EXTRACTED RECORDS -

[BEGIN]

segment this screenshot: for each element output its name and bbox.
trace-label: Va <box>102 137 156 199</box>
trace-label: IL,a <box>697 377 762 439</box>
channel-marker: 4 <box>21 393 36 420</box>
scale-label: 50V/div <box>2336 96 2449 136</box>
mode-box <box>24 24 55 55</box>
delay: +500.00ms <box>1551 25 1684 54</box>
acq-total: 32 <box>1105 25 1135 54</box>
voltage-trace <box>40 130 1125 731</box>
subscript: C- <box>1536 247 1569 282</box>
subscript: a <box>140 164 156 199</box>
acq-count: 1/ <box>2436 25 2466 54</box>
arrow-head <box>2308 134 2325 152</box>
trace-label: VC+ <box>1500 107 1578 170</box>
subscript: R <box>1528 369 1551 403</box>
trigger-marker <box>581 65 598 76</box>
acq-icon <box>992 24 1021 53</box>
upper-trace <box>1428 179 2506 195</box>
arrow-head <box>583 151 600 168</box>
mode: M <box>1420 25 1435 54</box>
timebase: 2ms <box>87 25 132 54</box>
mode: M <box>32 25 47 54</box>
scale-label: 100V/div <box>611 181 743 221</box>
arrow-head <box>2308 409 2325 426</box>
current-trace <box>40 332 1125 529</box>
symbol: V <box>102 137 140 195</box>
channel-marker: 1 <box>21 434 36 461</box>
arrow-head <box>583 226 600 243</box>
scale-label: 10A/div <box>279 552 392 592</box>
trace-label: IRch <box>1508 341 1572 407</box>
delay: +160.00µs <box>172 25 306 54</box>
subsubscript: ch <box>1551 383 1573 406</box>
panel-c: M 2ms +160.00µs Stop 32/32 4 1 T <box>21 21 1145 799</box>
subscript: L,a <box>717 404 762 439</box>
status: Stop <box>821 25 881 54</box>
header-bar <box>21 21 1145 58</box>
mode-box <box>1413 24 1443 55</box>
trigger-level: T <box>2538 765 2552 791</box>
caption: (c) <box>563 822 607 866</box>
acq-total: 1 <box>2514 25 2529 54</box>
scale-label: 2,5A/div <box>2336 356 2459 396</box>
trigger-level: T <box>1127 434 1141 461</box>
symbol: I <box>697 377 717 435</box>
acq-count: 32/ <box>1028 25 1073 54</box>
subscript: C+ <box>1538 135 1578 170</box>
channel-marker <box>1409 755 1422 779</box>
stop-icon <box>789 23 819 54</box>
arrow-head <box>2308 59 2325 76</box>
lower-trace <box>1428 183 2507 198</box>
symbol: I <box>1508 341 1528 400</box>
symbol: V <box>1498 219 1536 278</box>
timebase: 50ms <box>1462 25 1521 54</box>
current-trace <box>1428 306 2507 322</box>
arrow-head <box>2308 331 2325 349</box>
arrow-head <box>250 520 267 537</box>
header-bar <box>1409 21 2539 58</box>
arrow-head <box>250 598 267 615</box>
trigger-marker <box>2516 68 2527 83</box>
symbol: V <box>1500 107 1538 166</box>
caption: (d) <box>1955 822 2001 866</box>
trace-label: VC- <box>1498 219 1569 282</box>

[END]

WHAT TO DO - Reproduce the lines above with each "arrow-head" swapped for "arrowhead" and everything else left unchanged.

CORRECT ANSWER -
segment this screenshot: for each element output its name and bbox.
trace-label: Va <box>102 137 156 199</box>
trace-label: IL,a <box>697 377 762 439</box>
channel-marker: 4 <box>21 393 36 420</box>
scale-label: 50V/div <box>2336 96 2449 136</box>
mode-box <box>24 24 55 55</box>
delay: +500.00ms <box>1551 25 1684 54</box>
acq-total: 32 <box>1105 25 1135 54</box>
voltage-trace <box>40 130 1125 731</box>
subscript: C- <box>1536 247 1569 282</box>
subscript: a <box>140 164 156 199</box>
acq-count: 1/ <box>2436 25 2466 54</box>
arrowhead <box>2308 134 2325 152</box>
trace-label: VC+ <box>1500 107 1578 170</box>
subscript: R <box>1528 369 1551 403</box>
trigger-marker <box>581 65 598 76</box>
acq-icon <box>992 24 1021 53</box>
upper-trace <box>1428 179 2506 195</box>
arrowhead <box>583 151 600 168</box>
mode: M <box>1420 25 1435 54</box>
timebase: 2ms <box>87 25 132 54</box>
mode: M <box>32 25 47 54</box>
scale-label: 100V/div <box>611 181 743 221</box>
arrowhead <box>2308 409 2325 426</box>
current-trace <box>40 332 1125 529</box>
symbol: V <box>102 137 140 195</box>
channel-marker: 1 <box>21 434 36 461</box>
arrowhead <box>583 226 600 243</box>
scale-label: 10A/div <box>279 552 392 592</box>
trace-label: IRch <box>1508 341 1572 407</box>
delay: +160.00µs <box>172 25 306 54</box>
subsubscript: ch <box>1551 383 1573 406</box>
panel-c: M 2ms +160.00µs Stop 32/32 4 1 T <box>21 21 1145 799</box>
subscript: L,a <box>717 404 762 439</box>
status: Stop <box>821 25 881 54</box>
header-bar <box>21 21 1145 58</box>
mode-box <box>1413 24 1443 55</box>
trigger-level: T <box>2538 765 2552 791</box>
caption: (c) <box>563 822 607 866</box>
acq-total: 1 <box>2514 25 2529 54</box>
scale-label: 2,5A/div <box>2336 356 2459 396</box>
trigger-level: T <box>1127 434 1141 461</box>
symbol: I <box>697 377 717 435</box>
acq-count: 32/ <box>1028 25 1073 54</box>
subscript: C+ <box>1538 135 1578 170</box>
channel-marker <box>1409 755 1422 779</box>
stop-icon <box>789 23 819 54</box>
arrowhead <box>2308 59 2325 76</box>
lower-trace <box>1428 183 2507 198</box>
symbol: I <box>1508 341 1528 400</box>
symbol: V <box>1498 219 1536 278</box>
timebase: 50ms <box>1462 25 1521 54</box>
current-trace <box>1428 306 2507 322</box>
arrowhead <box>2308 331 2325 349</box>
arrowhead <box>250 520 267 537</box>
header-bar <box>1409 21 2539 58</box>
arrowhead <box>250 598 267 615</box>
trigger-marker <box>2516 68 2527 83</box>
symbol: V <box>1500 107 1538 166</box>
caption: (d) <box>1955 822 2001 866</box>
trace-label: VC- <box>1498 219 1569 282</box>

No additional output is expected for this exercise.